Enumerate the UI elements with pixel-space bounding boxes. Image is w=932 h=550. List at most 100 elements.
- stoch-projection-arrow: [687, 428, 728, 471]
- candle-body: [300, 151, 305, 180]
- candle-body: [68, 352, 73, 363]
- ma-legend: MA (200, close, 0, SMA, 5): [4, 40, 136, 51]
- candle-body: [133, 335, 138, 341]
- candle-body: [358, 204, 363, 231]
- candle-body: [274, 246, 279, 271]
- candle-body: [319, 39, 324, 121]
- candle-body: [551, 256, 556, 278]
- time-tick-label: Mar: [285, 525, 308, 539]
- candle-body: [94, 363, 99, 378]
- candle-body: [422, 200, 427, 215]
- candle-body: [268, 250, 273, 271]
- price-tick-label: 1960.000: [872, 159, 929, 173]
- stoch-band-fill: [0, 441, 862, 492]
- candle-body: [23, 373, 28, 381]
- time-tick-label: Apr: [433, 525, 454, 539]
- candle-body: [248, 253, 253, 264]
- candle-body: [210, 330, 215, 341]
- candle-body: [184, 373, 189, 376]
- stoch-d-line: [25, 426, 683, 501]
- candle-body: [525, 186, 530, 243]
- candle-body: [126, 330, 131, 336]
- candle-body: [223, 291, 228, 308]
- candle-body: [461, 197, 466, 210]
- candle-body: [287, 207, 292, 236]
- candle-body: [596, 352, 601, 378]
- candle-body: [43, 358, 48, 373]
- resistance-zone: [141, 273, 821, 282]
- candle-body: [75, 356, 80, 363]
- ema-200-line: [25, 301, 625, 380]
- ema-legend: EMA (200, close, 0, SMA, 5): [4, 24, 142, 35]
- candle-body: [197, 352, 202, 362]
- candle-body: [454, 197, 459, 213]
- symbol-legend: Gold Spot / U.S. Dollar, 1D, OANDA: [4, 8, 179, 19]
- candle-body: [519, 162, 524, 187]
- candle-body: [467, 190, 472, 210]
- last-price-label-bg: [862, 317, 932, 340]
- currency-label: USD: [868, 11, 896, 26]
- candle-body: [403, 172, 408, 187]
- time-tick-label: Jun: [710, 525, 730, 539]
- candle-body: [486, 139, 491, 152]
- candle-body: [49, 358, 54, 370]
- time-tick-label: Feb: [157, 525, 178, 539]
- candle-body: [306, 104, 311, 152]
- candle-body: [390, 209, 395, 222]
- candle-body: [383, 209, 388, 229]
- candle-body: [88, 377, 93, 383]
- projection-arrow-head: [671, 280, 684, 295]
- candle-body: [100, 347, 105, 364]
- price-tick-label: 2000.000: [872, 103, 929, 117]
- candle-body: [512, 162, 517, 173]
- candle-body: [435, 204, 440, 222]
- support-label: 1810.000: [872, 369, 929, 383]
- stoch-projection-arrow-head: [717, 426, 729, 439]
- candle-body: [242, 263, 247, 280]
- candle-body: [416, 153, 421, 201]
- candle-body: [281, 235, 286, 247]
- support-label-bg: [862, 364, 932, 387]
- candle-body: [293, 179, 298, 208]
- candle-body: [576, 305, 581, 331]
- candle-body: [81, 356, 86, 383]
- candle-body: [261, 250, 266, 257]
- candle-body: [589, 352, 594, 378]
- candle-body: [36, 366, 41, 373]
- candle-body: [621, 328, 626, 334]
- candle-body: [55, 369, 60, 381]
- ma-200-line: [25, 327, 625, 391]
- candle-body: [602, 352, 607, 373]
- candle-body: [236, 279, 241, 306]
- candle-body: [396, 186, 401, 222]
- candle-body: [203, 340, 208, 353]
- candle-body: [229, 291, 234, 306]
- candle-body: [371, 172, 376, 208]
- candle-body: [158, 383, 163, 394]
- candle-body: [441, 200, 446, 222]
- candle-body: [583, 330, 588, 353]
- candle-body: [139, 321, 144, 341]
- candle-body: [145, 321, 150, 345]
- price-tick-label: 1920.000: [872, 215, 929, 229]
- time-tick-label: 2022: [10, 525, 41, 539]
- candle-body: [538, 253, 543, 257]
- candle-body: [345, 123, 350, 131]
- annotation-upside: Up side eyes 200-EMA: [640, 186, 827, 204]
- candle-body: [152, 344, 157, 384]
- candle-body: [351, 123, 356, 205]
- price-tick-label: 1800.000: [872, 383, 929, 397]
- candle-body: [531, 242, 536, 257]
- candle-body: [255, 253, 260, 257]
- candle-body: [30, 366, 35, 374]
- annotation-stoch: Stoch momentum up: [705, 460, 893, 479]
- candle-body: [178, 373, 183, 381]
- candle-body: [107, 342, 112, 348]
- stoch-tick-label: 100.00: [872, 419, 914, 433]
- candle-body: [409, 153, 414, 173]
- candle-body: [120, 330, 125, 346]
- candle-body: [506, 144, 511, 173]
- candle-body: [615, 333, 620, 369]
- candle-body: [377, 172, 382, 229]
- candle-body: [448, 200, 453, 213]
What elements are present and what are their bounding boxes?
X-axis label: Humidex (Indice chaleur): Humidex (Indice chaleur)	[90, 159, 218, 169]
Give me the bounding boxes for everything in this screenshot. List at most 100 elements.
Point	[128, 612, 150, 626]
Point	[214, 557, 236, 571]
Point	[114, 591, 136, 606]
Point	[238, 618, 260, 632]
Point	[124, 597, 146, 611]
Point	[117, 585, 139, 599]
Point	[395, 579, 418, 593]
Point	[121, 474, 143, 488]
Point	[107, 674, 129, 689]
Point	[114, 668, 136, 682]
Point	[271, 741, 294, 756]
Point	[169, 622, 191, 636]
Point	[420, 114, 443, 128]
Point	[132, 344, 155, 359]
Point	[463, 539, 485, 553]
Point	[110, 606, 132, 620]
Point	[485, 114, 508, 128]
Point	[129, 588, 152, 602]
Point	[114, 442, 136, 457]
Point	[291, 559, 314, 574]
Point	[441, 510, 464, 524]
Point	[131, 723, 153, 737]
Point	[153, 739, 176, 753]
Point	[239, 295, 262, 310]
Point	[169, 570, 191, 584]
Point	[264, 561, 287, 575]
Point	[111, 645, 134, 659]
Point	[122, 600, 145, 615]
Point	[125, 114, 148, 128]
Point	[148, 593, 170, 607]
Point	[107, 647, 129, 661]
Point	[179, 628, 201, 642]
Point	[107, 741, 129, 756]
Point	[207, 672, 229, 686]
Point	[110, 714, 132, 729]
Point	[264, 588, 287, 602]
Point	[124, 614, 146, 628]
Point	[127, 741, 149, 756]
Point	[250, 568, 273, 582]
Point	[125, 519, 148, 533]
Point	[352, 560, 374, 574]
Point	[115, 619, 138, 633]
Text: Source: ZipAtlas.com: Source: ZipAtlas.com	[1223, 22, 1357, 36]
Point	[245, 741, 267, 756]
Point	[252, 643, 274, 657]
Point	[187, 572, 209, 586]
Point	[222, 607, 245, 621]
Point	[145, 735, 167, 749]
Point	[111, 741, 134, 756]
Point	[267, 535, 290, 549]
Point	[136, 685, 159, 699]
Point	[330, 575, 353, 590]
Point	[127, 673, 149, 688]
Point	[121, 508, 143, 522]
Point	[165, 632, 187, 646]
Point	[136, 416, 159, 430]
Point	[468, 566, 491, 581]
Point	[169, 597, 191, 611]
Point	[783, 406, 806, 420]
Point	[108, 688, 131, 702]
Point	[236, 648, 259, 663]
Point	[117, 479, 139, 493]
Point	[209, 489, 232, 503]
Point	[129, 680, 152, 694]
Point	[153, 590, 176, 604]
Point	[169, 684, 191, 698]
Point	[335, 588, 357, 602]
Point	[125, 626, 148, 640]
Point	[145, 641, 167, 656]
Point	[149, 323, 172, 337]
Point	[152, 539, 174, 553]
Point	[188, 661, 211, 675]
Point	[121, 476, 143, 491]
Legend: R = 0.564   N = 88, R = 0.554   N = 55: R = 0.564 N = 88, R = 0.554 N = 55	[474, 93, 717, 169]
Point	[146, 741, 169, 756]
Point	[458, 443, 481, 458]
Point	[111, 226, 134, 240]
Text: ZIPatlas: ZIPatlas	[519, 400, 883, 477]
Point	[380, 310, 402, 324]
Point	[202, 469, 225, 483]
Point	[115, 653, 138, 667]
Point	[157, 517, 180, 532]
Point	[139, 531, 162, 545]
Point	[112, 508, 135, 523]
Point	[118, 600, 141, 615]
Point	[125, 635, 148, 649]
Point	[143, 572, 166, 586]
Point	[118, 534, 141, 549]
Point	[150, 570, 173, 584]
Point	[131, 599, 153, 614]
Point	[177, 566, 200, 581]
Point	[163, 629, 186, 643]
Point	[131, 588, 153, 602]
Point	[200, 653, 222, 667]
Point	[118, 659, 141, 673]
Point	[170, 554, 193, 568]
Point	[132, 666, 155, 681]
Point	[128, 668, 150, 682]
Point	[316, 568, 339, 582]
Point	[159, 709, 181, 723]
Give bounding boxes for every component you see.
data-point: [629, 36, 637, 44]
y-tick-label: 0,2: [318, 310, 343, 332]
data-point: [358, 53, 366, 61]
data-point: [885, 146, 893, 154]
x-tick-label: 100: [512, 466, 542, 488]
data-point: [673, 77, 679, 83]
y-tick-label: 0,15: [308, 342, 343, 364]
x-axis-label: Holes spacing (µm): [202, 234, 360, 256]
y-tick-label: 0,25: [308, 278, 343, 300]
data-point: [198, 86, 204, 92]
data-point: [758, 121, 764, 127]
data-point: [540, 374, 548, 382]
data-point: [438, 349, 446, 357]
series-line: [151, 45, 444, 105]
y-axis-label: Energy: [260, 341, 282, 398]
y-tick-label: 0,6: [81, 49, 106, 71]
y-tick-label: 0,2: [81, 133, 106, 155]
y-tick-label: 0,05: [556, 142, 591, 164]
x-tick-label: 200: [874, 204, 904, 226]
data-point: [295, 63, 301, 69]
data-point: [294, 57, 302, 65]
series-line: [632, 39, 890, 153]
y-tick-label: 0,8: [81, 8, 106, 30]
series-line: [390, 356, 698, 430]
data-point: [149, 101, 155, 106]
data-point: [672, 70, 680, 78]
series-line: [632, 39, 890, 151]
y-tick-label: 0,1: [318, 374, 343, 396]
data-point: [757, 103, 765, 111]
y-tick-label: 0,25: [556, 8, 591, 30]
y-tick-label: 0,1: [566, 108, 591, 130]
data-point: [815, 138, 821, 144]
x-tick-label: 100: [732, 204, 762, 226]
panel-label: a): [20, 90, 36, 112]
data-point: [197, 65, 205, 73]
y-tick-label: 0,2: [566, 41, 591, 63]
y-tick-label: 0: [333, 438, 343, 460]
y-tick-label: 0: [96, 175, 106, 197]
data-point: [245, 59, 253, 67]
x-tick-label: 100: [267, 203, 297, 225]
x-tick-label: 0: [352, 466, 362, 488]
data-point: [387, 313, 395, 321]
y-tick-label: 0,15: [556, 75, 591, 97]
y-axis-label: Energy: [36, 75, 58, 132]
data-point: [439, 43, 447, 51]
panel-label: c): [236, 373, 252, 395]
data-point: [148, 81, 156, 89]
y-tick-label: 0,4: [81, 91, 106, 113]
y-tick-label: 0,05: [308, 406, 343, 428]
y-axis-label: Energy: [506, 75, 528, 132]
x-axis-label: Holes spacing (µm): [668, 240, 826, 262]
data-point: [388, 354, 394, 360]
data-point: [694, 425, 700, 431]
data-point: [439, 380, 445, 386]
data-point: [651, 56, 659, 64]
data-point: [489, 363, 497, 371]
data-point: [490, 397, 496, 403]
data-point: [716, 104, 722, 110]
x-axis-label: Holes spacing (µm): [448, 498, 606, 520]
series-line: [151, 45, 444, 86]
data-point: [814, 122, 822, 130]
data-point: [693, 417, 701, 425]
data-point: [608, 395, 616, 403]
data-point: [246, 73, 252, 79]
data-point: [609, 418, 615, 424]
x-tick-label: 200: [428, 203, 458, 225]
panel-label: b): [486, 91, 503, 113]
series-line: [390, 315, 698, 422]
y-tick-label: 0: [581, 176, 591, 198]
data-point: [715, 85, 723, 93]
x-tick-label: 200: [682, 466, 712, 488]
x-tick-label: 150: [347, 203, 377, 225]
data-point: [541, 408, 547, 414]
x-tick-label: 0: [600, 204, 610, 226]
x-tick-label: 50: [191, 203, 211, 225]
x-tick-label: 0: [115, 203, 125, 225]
·····
## [Exercise description]
Please pull out every line above that contains the word "annotation". Case counts.

## [Answer to the problem]
- annotation-upside: Up side eyes 200-EMA: [640, 186, 827, 204]
- annotation-stoch: Stoch momentum up: [705, 460, 893, 479]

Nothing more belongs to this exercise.